*Task instructions:* Records follow. Select each line holding "JSON".

•••••

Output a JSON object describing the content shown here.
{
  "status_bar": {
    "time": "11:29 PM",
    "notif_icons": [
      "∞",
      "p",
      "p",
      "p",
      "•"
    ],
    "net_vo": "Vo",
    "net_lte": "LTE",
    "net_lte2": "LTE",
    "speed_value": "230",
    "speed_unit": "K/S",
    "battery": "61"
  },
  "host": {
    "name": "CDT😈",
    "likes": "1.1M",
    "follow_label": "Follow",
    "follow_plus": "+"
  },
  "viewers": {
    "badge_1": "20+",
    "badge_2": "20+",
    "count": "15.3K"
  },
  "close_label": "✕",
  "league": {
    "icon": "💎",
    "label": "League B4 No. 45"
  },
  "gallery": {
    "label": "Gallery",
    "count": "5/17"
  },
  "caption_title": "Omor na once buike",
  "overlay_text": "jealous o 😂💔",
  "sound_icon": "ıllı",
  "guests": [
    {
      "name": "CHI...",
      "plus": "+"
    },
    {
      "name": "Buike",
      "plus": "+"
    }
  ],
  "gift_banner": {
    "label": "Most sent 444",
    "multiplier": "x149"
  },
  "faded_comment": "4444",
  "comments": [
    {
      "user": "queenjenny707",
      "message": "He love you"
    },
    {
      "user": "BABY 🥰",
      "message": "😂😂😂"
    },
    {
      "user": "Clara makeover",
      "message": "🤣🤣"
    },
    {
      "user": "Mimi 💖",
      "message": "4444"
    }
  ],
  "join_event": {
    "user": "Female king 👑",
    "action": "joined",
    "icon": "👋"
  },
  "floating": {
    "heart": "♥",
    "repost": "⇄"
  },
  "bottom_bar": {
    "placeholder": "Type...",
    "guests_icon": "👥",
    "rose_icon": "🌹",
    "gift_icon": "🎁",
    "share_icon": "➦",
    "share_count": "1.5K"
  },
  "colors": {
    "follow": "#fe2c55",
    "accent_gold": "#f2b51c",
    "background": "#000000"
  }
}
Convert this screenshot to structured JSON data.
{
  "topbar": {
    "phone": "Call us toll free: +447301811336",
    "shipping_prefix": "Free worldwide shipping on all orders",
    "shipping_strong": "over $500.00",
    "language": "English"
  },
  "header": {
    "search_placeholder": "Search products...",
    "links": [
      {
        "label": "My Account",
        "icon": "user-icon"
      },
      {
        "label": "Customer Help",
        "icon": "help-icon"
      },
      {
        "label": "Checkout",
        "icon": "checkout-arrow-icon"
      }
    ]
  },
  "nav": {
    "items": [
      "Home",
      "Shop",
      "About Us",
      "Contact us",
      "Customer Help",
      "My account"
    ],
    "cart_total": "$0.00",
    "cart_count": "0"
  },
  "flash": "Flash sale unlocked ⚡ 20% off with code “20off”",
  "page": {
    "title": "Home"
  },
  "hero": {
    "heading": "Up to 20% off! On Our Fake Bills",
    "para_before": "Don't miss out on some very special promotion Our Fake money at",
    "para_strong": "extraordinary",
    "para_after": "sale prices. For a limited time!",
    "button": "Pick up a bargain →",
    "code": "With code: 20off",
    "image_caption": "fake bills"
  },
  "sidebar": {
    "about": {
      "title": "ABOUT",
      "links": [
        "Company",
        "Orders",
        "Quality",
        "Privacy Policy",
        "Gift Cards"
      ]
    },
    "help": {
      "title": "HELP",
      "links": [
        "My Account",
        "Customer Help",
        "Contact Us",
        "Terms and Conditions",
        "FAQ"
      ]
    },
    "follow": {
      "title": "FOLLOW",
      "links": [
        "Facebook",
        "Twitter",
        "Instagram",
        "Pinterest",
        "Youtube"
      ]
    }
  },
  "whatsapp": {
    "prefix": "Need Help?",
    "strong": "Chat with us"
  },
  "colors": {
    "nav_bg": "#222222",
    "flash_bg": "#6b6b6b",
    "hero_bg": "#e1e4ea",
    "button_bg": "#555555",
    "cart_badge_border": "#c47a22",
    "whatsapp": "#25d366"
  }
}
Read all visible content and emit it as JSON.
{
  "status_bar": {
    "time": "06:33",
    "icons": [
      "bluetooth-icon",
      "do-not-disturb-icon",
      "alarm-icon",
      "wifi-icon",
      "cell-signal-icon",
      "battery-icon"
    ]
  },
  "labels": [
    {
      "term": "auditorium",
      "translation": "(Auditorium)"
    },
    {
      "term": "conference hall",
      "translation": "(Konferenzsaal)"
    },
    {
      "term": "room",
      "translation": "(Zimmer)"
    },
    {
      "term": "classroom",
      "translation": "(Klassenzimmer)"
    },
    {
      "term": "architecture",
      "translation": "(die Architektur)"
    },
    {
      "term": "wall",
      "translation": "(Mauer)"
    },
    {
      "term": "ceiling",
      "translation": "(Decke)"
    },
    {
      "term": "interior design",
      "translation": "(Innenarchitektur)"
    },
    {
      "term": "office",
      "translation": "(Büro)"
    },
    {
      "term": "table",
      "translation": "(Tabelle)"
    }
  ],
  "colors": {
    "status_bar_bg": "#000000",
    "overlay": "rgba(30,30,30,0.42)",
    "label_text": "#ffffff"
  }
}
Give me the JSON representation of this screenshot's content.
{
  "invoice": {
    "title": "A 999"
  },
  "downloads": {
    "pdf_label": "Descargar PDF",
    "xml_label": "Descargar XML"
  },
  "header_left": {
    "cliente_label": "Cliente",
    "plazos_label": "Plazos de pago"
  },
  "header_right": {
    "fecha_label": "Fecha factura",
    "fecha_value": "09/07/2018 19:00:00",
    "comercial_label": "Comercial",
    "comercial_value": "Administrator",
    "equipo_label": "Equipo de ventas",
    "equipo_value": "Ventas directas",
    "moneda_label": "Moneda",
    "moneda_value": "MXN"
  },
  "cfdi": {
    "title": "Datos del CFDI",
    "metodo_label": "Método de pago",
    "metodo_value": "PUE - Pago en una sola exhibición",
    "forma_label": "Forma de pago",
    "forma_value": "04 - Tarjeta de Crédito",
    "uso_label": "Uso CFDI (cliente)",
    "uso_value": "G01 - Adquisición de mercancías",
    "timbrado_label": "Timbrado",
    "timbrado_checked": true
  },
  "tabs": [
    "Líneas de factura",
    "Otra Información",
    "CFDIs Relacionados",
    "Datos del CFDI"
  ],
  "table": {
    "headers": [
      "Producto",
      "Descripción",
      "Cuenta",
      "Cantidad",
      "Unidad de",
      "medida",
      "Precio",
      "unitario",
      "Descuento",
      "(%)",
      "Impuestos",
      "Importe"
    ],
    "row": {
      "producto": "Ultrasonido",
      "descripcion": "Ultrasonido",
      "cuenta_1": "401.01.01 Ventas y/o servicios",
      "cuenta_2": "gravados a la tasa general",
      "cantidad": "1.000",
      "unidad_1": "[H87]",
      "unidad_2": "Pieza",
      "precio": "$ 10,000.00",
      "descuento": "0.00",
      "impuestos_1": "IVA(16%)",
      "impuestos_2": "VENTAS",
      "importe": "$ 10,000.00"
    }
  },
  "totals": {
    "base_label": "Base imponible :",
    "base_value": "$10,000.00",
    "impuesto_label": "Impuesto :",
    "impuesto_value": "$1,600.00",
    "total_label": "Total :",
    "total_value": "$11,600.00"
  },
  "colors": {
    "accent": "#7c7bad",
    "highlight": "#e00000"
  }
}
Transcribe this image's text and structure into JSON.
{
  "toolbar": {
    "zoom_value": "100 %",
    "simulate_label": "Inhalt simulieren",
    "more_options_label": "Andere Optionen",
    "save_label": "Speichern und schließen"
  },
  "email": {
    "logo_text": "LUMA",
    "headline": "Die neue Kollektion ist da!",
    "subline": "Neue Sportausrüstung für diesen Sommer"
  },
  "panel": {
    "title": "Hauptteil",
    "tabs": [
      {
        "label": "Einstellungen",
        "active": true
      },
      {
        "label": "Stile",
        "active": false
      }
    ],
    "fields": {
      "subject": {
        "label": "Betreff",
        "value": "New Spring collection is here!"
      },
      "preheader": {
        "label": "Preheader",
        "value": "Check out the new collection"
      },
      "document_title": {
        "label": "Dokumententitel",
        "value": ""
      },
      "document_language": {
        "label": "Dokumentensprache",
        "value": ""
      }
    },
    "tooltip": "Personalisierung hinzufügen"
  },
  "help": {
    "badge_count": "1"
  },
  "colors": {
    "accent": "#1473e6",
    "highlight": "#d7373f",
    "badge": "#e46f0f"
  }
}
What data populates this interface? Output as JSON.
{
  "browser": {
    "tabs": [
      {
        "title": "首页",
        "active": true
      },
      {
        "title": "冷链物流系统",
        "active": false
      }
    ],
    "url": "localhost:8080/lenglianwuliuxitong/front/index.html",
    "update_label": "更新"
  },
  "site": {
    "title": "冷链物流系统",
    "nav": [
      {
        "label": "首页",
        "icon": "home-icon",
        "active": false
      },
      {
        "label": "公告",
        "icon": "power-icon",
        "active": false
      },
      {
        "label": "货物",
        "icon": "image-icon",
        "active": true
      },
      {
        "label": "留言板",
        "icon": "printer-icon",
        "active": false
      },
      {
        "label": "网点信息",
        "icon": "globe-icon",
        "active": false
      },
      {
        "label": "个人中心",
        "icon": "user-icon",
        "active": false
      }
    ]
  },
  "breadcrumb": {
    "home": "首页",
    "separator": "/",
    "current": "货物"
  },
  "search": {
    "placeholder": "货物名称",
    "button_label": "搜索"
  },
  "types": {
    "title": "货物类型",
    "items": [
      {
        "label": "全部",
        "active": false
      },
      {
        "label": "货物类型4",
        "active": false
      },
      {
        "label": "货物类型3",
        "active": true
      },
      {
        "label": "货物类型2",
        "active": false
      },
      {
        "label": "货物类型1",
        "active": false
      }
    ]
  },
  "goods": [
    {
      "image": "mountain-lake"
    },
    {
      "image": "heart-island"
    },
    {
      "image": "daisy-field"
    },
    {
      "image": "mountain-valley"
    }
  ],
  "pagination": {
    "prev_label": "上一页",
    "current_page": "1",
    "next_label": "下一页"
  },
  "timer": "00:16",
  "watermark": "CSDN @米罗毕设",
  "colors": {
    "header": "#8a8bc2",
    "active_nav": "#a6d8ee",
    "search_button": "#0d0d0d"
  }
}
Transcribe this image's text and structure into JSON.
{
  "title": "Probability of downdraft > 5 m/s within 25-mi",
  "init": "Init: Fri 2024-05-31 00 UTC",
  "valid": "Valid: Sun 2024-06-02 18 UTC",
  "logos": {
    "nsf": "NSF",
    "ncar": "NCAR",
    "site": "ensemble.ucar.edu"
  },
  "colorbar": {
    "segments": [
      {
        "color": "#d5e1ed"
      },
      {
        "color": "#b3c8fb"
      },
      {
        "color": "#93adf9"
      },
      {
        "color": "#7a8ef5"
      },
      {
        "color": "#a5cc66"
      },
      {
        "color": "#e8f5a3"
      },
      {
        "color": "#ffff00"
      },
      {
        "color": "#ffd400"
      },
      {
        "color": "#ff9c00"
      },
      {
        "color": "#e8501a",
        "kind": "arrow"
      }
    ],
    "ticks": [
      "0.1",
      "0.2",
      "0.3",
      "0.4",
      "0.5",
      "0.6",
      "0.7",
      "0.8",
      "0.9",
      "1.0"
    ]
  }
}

•••••

*Result of this exercise:*
Output a JSON object describing the content shown here.
Convert this screenshot to structured JSON data.
Read all visible content and emit it as JSON.
Give me the JSON representation of this screenshot's content.
Transcribe this image's text and structure into JSON.
What data populates this interface? Output as JSON.
Transcribe this image's text and structure into JSON.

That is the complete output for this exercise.